2.6 Die 1960er Jahre

In den 1960er Jahren war eine gewisse Aufwärmung der politischen Situation in den Ländern des damaligen Ostblocks beobachten. Die Stellung der politischen Gefangenen verbesserte sich, in den Jahren 1960, 1962 und 1965 kam es in der Tschechoslowakei zu großen Amnestien, wodurch viele Priester aus dem Gefängnis entlassen wurden. Sie bekamen allerdings keine staatliche Genehmigung für eine priesterliche Tätigkeit und mussten in minderwertigen Zivilberufen arbeiten. Im Jahre 1963 begannen die (sich dann jahrelang hinziehenden) vatikanischtschechoslowakischen Verhandlungen. Zu den wichtigsten Ergebnissen dieser Gespräche gehörte im Jahre 1963 die Entlassung der Bischöfe aus den Gefängnissen oder aus der strengen Isolation (der griechisch-katholische Weihbischof Hopko wurde erst ein Jahr später entlassen) und im Jahr 1965 die Ernennung des Bischofs František Tomášek zum Apostolischen Administrator von Prag sede plena sofort nach der Abfahrt des Erzbischofs Josef Beran aus der Tschechoslowakei nach Rom zu seiner Kardinalskreierung, aus der ihm die Rückkehr in seine Heimat nicht mehr gestattet wurde.

2.7 Überblick: Die Beziehung zwischen Staat und Kirche 1968-1989

2.7.1 Das Jahr 1968

Der sog. Prager Frühling ist durch die Bemühungen um einen „Sozialismus mit menschlichen Antlitz“ gekennzeichnet, und diese Auflockerung der politischen Situation spiegelte sich auch in der Stellung der katholischen Kirche wider. Im März 1968 wurde der bisherige Chef des Sekretariates für kirchliche Angelegenheiten, Karel Hrůza (nomen omen, sein Nachname bedeutet „Entsetzen“), durch die Soziologin Erika Kadlecová ersetzt. Viele der ungerechten Urteile der Justiz aus den 1950er Jahren wurden aufgehoben.

Innerhalb weniger Frühlingsmonate kehrten die Bischöfe, die zu dem Zeitpunkt noch lebten, in ihre Diözesen zurück und traten wieder ihre Ämter an. Auf diese Weise wurden die Bischofssitze in Leitmeritz (Trochta), Brünn (Skoupý) und Budweis (Hlouch) wieder besetzt. Die Gemeinschaften des geweihten Lebens gründeten ein gemeinsames Sekretariat der Ordensinstitute, das ihre Interessen vertrat. Auf diese Weise gelang es, mit dem Staat zu verhandeln, der die Aufnahme des weiblichen Nachwuchses für die caritativ tätigen Institute erlaubte. Die kollaborierende Friedensbewegung der katholischen Geistlichkeit löste sich auf, an ihre Stelle trat die konziliare Bewegung. Ebenfalls erneuerten sich die katholische Presse und die Caritas.

--------

Aufgabe 1 -> Ziehen Sie aus den Zeilen jede Zeile heraus, in der die Zeichenfolge „prev“ vorkommt. Achten Sie dabei auf Groß- und Kleinschreibung.
Der Textauszug und die Zeilen stammen aus unterschiedlichen Quellen.

--------

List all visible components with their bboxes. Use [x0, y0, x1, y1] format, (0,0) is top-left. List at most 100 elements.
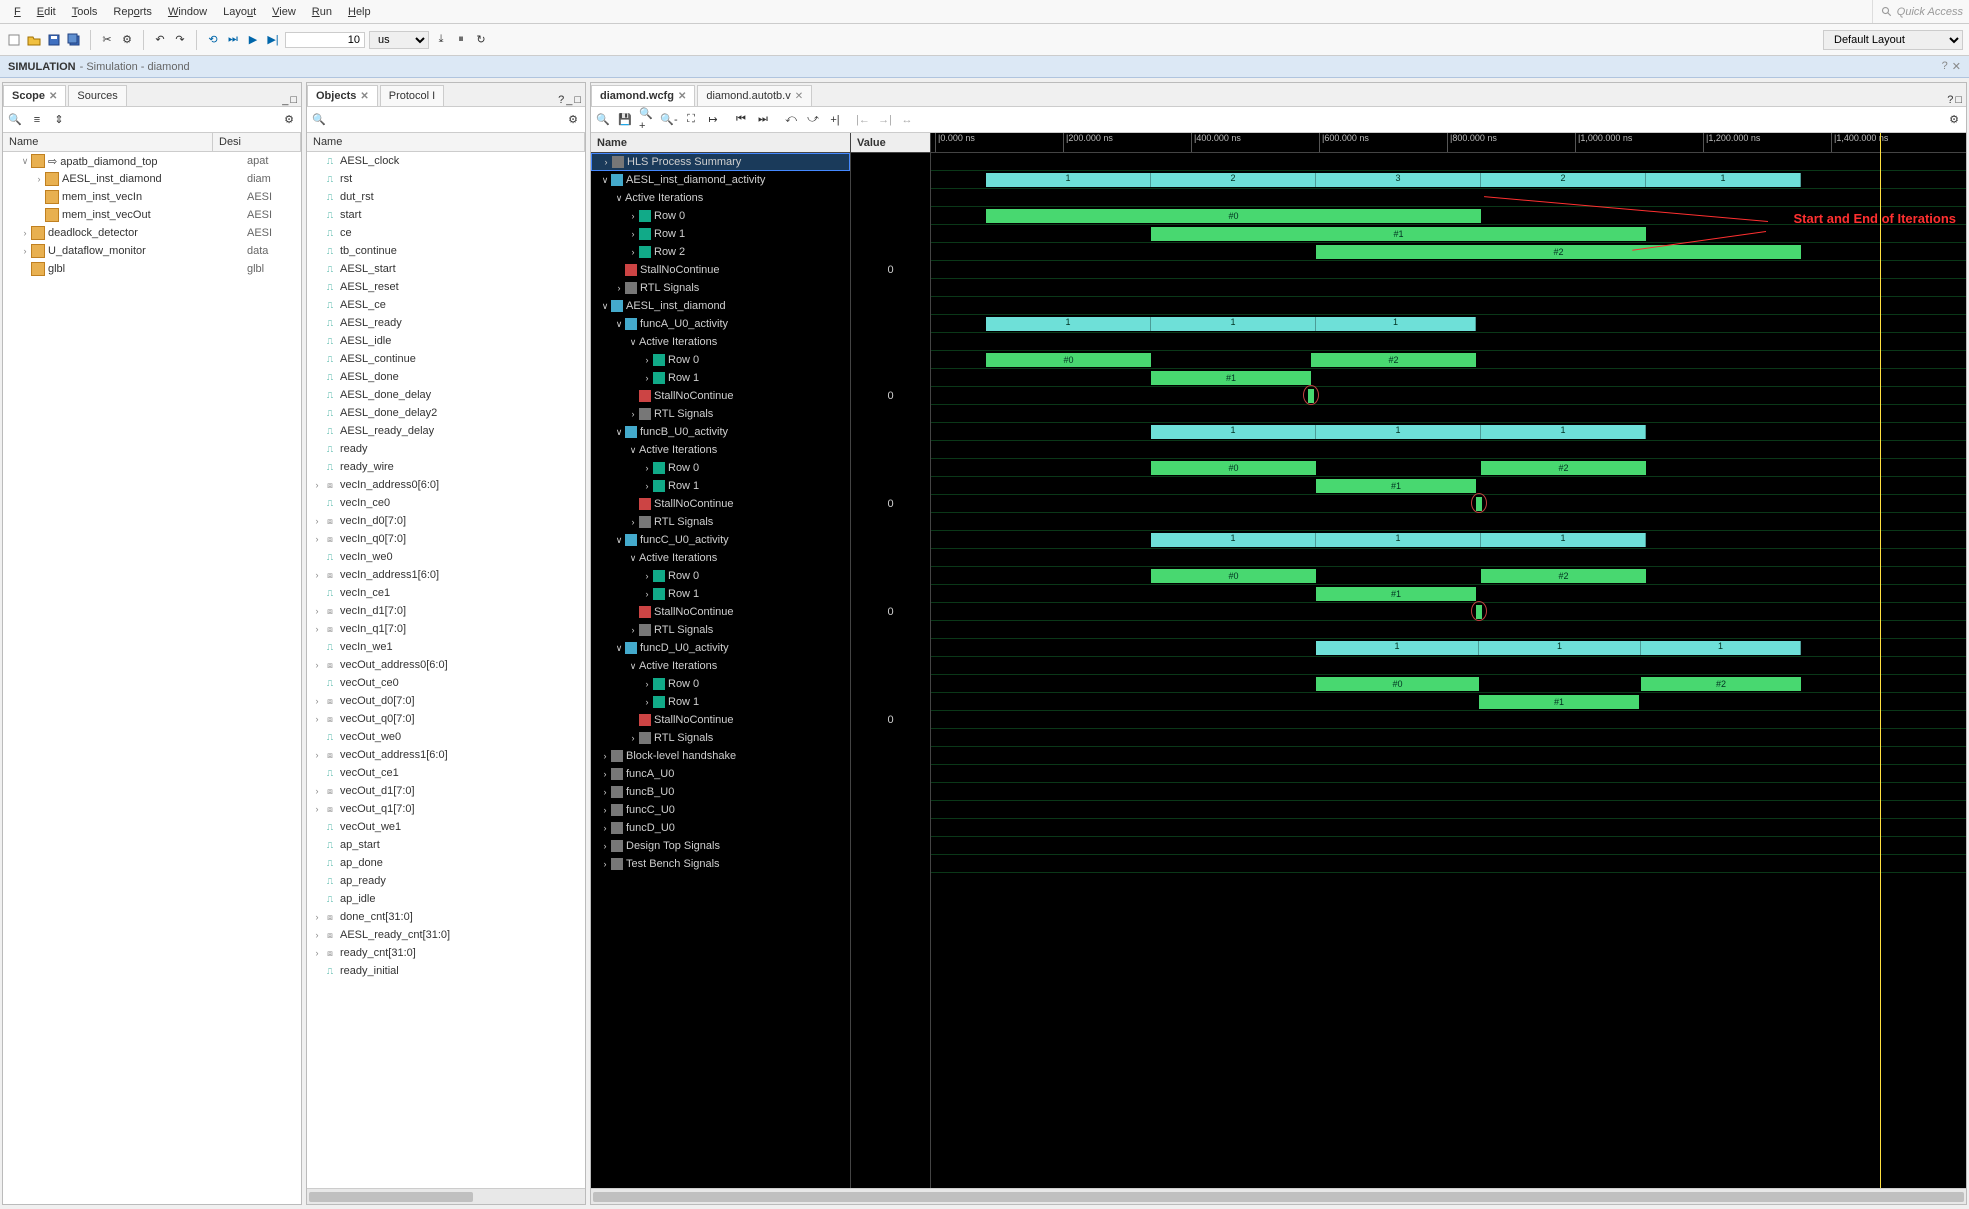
- wave-row[interactable]: StallNoContinue: [591, 495, 850, 513]
- object-row[interactable]: ›⧈ready_cnt[31:0]: [307, 944, 585, 962]
- scope-row[interactable]: ›AESL_inst_diamonddiam: [3, 170, 301, 188]
- relaunch-icon[interactable]: ↻: [473, 32, 489, 48]
- object-row[interactable]: ⎍AESL_done_delay2: [307, 404, 585, 422]
- object-row[interactable]: ⎍start: [307, 206, 585, 224]
- prev-edge-icon[interactable]: ⤺: [783, 112, 799, 128]
- wave-row[interactable]: ›Row 1: [591, 477, 850, 495]
- wave-row[interactable]: ›Row 1: [591, 225, 850, 243]
- wave-row[interactable]: StallNoContinue: [591, 387, 850, 405]
- swap-icon[interactable]: ↔: [899, 112, 915, 128]
- object-row[interactable]: ›⧈vecIn_address0[6:0]: [307, 476, 585, 494]
- wave-row[interactable]: ∨AESL_inst_diamond_activity: [591, 171, 850, 189]
- tab-protocol[interactable]: Protocol I: [380, 85, 444, 106]
- wave-row[interactable]: ∨funcC_U0_activity: [591, 531, 850, 549]
- zoom-fit-icon[interactable]: ⛶: [683, 112, 699, 128]
- menu-reports[interactable]: Reports: [105, 6, 160, 18]
- wave-row[interactable]: ›RTL Signals: [591, 729, 850, 747]
- object-row[interactable]: ›⧈AESL_ready_cnt[31:0]: [307, 926, 585, 944]
- wave-bar[interactable]: #1: [1151, 371, 1311, 385]
- marker-line[interactable]: [1880, 133, 1881, 1188]
- wave-bar[interactable]: 12321: [986, 173, 1801, 187]
- wave-bar[interactable]: #1: [1316, 479, 1476, 493]
- object-row[interactable]: ⎍rst: [307, 170, 585, 188]
- wave-row[interactable]: ›Row 1: [591, 693, 850, 711]
- scope-row[interactable]: mem_inst_vecInAESI: [3, 188, 301, 206]
- wave-bar[interactable]: #1: [1316, 587, 1476, 601]
- object-row[interactable]: ⎍ready_wire: [307, 458, 585, 476]
- next-marker-icon[interactable]: →|: [877, 112, 893, 128]
- wave-row[interactable]: ›Row 2: [591, 243, 850, 261]
- scope-row[interactable]: ∨⇨ apatb_diamond_topapat: [3, 152, 301, 170]
- wave-bar[interactable]: #2: [1641, 677, 1801, 691]
- object-row[interactable]: ⎍AESL_continue: [307, 350, 585, 368]
- menu-help[interactable]: Help: [340, 6, 379, 18]
- object-row[interactable]: ›⧈vecOut_d1[7:0]: [307, 782, 585, 800]
- wave-row[interactable]: ∨funcD_U0_activity: [591, 639, 850, 657]
- time-input[interactable]: [285, 32, 365, 48]
- close-icon[interactable]: ✕: [678, 91, 686, 102]
- add-marker-icon[interactable]: +|: [827, 112, 843, 128]
- run-icon[interactable]: ▶: [245, 32, 261, 48]
- zoom-out-icon[interactable]: 🔍-: [661, 112, 677, 128]
- help-icon[interactable]: ?: [1947, 94, 1953, 106]
- wave-row[interactable]: ›funcB_U0: [591, 783, 850, 801]
- object-row[interactable]: ⎍vecIn_we1: [307, 638, 585, 656]
- wave-row[interactable]: ›RTL Signals: [591, 405, 850, 423]
- object-row[interactable]: ⎍AESL_done_delay: [307, 386, 585, 404]
- next-tran-icon[interactable]: ⏭: [755, 112, 771, 128]
- wave-bar[interactable]: 111: [1151, 425, 1646, 439]
- objects-tree[interactable]: ⎍AESL_clock⎍rst⎍dut_rst⎍start⎍ce⎍tb_cont…: [307, 152, 585, 1188]
- wave-row[interactable]: ›Design Top Signals: [591, 837, 850, 855]
- object-row[interactable]: ›⧈vecIn_q0[7:0]: [307, 530, 585, 548]
- wave-bar[interactable]: #2: [1481, 461, 1646, 475]
- object-row[interactable]: ⎍ready_initial: [307, 962, 585, 980]
- wave-bar[interactable]: 111: [1316, 641, 1801, 655]
- time-unit[interactable]: us: [369, 31, 429, 49]
- object-row[interactable]: ⎍vecOut_we1: [307, 818, 585, 836]
- object-row[interactable]: ⎍dut_rst: [307, 188, 585, 206]
- close-icon[interactable]: ✕: [1952, 60, 1961, 73]
- prev-marker-icon[interactable]: |←: [855, 112, 871, 128]
- menu-edit[interactable]: Edit: [29, 6, 64, 18]
- collapse-icon[interactable]: ⇕: [51, 112, 67, 128]
- object-row[interactable]: ⎍AESL_clock: [307, 152, 585, 170]
- wave-row[interactable]: StallNoContinue: [591, 711, 850, 729]
- scope-row[interactable]: ›U_dataflow_monitordata: [3, 242, 301, 260]
- wave-row[interactable]: ›Row 0: [591, 459, 850, 477]
- run-for-icon[interactable]: ▶|: [265, 32, 281, 48]
- wave-row[interactable]: ∨Active Iterations: [591, 441, 850, 459]
- restart-icon[interactable]: ⟲: [205, 32, 221, 48]
- wave-value-col[interactable]: Value 00000: [851, 133, 931, 1188]
- object-row[interactable]: ›⧈vecOut_address0[6:0]: [307, 656, 585, 674]
- wave-bar[interactable]: #0: [1151, 461, 1316, 475]
- gear-icon[interactable]: ⚙: [1946, 112, 1962, 128]
- scrollbar[interactable]: [307, 1188, 585, 1204]
- tab-scope[interactable]: Scope✕: [3, 85, 66, 106]
- object-row[interactable]: ›⧈vecIn_q1[7:0]: [307, 620, 585, 638]
- goto-cursor-icon[interactable]: ↦: [705, 112, 721, 128]
- search-icon[interactable]: 🔍: [595, 112, 611, 128]
- wave-row[interactable]: ›funcA_U0: [591, 765, 850, 783]
- tab-wcfg[interactable]: diamond.wcfg✕: [591, 85, 695, 106]
- object-row[interactable]: ⎍AESL_reset: [307, 278, 585, 296]
- search-icon[interactable]: 🔍: [311, 112, 327, 128]
- tab-autotb[interactable]: diamond.autotb.v✕: [697, 85, 812, 106]
- wave-row[interactable]: StallNoContinue: [591, 261, 850, 279]
- cut-icon[interactable]: ✂: [99, 32, 115, 48]
- wave-row[interactable]: ›RTL Signals: [591, 513, 850, 531]
- wave-bar[interactable]: 111: [1151, 533, 1646, 547]
- wave-row[interactable]: StallNoContinue: [591, 603, 850, 621]
- object-row[interactable]: ⎍AESL_ready: [307, 314, 585, 332]
- run-all-icon[interactable]: ⏭: [225, 32, 241, 48]
- minimize-icon[interactable]: _: [282, 94, 288, 106]
- object-row[interactable]: ⎍AESL_ready_delay: [307, 422, 585, 440]
- undo-icon[interactable]: ↶: [152, 32, 168, 48]
- object-row[interactable]: ⎍ready: [307, 440, 585, 458]
- object-row[interactable]: ›⧈vecIn_d0[7:0]: [307, 512, 585, 530]
- object-row[interactable]: ⎍vecIn_ce1: [307, 584, 585, 602]
- wave-row[interactable]: ›Row 1: [591, 585, 850, 603]
- scope-row[interactable]: ›deadlock_detectorAESI: [3, 224, 301, 242]
- wave-row[interactable]: ›RTL Signals: [591, 621, 850, 639]
- wave-bar[interactable]: #0: [1151, 569, 1316, 583]
- wave-row[interactable]: ∨funcB_U0_activity: [591, 423, 850, 441]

--------

Aufgabe 2 ->
Beantworten Sie anhand des Textauszugs über Staat und Kirche in der Tschechoslowakei die folgenden Fragen.
(a) In welchem Jahr begannen die vatikanisch-tschechoslowakischen Verhandlungen?
(b) Wer ersetzte im März 1968 Karel Hrůza als Chef des Sekretariates für kirchliche Angelegenheiten?
(c) Welche Bewegung trat an die Stelle der kollaborierenden Friedensbewegung der katholischen Geistlichkeit?

Richtige Lösung 1 ->
- prev-edge-icon[interactable]: ⤺: [783, 112, 799, 128]
- prev-marker-icon[interactable]: |←: [855, 112, 871, 128]

Richtige Lösung 2 ->
(a) Die Verhandlungen begannen im Jahr 1963.
(b) Er wurde durch die Soziologin Erika Kadlecová ersetzt.
(c) An ihre Stelle trat die konziliare Bewegung.